(begin)

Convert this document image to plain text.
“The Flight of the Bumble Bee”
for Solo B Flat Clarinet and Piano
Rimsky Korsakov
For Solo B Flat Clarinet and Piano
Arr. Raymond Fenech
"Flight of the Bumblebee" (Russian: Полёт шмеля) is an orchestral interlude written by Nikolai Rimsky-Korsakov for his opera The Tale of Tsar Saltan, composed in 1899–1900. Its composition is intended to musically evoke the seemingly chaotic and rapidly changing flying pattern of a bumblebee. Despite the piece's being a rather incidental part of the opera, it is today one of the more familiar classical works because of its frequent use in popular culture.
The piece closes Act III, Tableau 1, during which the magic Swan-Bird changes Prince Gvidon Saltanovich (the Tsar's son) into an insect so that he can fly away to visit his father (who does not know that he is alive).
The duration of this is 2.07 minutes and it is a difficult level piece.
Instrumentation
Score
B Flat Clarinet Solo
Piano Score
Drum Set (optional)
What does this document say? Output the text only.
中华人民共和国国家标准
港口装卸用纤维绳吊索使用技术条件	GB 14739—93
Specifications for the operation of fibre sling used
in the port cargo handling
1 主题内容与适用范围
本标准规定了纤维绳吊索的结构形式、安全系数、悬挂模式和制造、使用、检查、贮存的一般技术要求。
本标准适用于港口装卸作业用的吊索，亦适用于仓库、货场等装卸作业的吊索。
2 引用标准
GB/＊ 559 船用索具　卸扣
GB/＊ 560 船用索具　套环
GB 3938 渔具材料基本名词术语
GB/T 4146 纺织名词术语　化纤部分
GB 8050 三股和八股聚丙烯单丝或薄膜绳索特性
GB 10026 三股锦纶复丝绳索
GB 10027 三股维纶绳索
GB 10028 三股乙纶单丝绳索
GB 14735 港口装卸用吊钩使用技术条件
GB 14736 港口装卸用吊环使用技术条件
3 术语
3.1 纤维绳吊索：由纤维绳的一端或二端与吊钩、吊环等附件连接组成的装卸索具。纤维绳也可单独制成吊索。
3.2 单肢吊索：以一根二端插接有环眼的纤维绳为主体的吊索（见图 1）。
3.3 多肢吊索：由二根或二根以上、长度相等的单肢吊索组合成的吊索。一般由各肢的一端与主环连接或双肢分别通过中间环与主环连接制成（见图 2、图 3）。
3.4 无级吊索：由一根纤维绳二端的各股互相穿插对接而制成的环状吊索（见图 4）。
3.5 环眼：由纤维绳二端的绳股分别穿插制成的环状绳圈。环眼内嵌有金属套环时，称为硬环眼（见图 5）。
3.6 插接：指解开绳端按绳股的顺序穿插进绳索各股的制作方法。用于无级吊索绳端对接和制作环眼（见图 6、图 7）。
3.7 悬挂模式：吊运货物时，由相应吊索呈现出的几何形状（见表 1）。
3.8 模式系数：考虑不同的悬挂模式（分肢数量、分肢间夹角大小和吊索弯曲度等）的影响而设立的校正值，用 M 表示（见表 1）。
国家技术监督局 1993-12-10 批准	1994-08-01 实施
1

(end)

Given exercise =>
Select all lines in the listing that include the word "does".

Right answer =>
The piece closes Act III, Tableau 1, during which the magic Swan-Bird changes Prince Gvidon Saltanovich (the Tsar's son) into an insect so that he can fly away to visit his father (who does not know that he is alive).
What does this document say? Output the text only.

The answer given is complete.